TEXTAUSZUG =
______________________________

Publikation Ungleichheit / Soziale Kämpfe - Staat / Demokratie - Demokratischer Sozialismus - Gesellschaftstheorie Eine Fundamentalkritik mit Folgerungen. »Radikale Kritik und Rebellion«

Utopie Kreativ Heft 115-116 Mai-Juni 2000

Information

Reihe

Zeitschrift «Utopie Kreativ» (Archiv)

Erschienen

Mai 2000

Bestellhinweis

Nur online verfügbar

Zugehörige Dateien

UTOPIE kreativ, H. 115/116

(Mai/Juni 2000),

S. 590-592Den heutigen Kapitalismus als »parasitären, faulenden und sterbenden« zu verstehen, wie ein anderer berühmter Autor meinte, erscheint im Buch von Robert Kurz als Minimalposition. »Der Kapitalismus ist am Ende seines Blindflugs durch die Geschichte angelangt, er kann nur noch zerschellen.« Die irrationale neoliberale Politik mit ihrer Abrüstung der in mehr als hundert Jahren aufgebauten staatsökonomischen Strukturen bedeute, daß »ein buchstäblich irre gewordener Kapitalismus seine sämtlichen Sicherungen ausbaut und seine eigenen Rahmenbedingungen niederreißt.« Dieses System werde reproduktionsunfähig.

______________________________

GESPEICHERTE EINTRÄGE =
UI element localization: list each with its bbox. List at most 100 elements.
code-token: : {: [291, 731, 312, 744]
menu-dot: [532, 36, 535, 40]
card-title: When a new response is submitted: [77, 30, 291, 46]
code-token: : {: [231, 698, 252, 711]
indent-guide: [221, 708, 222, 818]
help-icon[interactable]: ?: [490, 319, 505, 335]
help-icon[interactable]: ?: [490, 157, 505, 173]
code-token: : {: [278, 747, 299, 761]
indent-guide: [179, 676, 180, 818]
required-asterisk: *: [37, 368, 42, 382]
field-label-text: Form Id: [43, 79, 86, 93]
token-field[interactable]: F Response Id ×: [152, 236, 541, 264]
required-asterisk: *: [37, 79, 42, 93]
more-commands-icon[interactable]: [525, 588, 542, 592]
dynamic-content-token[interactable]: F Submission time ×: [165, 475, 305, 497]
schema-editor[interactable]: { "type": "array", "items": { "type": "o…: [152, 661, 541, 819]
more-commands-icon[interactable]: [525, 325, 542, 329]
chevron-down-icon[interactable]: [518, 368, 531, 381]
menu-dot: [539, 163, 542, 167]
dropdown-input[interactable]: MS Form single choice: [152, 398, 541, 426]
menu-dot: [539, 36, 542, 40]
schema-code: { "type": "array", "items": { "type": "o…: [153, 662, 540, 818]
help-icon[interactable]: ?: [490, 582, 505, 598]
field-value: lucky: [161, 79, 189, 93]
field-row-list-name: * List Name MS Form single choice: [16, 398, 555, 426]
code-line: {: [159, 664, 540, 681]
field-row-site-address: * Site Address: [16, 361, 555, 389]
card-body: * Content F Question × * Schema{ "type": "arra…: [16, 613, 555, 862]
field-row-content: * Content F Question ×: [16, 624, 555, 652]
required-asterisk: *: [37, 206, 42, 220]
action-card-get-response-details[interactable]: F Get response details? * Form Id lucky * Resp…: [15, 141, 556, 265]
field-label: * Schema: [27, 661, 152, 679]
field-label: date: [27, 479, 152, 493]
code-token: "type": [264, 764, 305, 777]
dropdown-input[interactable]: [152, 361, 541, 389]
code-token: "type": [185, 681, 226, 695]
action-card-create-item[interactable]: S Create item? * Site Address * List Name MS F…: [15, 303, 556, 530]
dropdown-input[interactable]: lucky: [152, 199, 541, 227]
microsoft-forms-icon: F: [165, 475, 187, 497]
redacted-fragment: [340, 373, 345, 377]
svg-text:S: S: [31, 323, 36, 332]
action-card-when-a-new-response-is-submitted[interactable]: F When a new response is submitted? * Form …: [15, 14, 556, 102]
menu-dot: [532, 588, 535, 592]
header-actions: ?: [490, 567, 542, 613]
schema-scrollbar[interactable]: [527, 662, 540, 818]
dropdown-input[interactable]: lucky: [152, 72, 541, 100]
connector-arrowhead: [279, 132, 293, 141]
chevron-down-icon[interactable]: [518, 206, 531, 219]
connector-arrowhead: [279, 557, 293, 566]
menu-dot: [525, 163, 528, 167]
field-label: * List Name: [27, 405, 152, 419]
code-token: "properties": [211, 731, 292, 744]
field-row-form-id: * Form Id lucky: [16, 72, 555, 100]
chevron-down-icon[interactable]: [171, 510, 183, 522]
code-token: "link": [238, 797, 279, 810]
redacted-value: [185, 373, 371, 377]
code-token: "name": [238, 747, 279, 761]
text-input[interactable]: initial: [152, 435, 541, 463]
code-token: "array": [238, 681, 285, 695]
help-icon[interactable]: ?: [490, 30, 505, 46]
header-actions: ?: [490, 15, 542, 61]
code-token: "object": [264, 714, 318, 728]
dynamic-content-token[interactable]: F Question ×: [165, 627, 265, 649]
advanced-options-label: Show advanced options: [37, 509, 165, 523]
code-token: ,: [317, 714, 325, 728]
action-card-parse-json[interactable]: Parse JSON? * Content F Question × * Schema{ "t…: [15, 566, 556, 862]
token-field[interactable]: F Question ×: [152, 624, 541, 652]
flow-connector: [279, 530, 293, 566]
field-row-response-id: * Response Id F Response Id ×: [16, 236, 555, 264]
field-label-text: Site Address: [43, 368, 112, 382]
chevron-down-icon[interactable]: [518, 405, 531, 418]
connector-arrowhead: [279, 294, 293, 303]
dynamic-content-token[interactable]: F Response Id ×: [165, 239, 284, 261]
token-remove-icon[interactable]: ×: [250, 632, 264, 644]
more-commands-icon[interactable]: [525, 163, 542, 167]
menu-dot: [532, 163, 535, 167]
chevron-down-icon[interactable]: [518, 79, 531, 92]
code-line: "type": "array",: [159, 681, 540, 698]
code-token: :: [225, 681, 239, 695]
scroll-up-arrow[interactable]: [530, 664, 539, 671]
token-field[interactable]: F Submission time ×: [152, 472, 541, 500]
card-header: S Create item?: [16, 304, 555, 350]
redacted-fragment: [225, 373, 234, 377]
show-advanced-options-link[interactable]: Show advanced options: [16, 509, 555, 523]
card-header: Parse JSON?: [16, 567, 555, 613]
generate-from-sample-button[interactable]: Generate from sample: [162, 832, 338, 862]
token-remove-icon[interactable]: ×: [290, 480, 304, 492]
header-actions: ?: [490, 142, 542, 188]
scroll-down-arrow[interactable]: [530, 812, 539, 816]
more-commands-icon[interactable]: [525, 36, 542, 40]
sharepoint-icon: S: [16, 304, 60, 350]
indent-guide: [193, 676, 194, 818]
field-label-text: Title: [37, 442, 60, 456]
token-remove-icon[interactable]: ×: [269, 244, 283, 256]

______________________________

AUFGABEN =
- a) Um wessen Buch geht es in der Kapitalismuskritik?
- b) Tausche in den Einträgen vom ersten bis zu dem mit „field-label-text: Form Id: [43, 79, 86, 93]“ „code-token“ gegen „code-fragment“ aus. Alles andere in diesen Zeilen bleibt unverändert, und nur diese Zeilen werden wiedergegeben.

LÖSUNGEN =
- a) Um das Buch von Robert Kurz.

- b)
UI element localization: list each with its bbox. List at most 100 elements.
code-fragment: : {: [291, 731, 312, 744]
menu-dot: [532, 36, 535, 40]
card-title: When a new response is submitted: [77, 30, 291, 46]
code-fragment: : {: [231, 698, 252, 711]
indent-guide: [221, 708, 222, 818]
help-icon[interactable]: ?: [490, 319, 505, 335]
help-icon[interactable]: ?: [490, 157, 505, 173]
code-fragment: : {: [278, 747, 299, 761]
indent-guide: [179, 676, 180, 818]
required-asterisk: *: [37, 368, 42, 382]
field-label-text: Form Id: [43, 79, 86, 93]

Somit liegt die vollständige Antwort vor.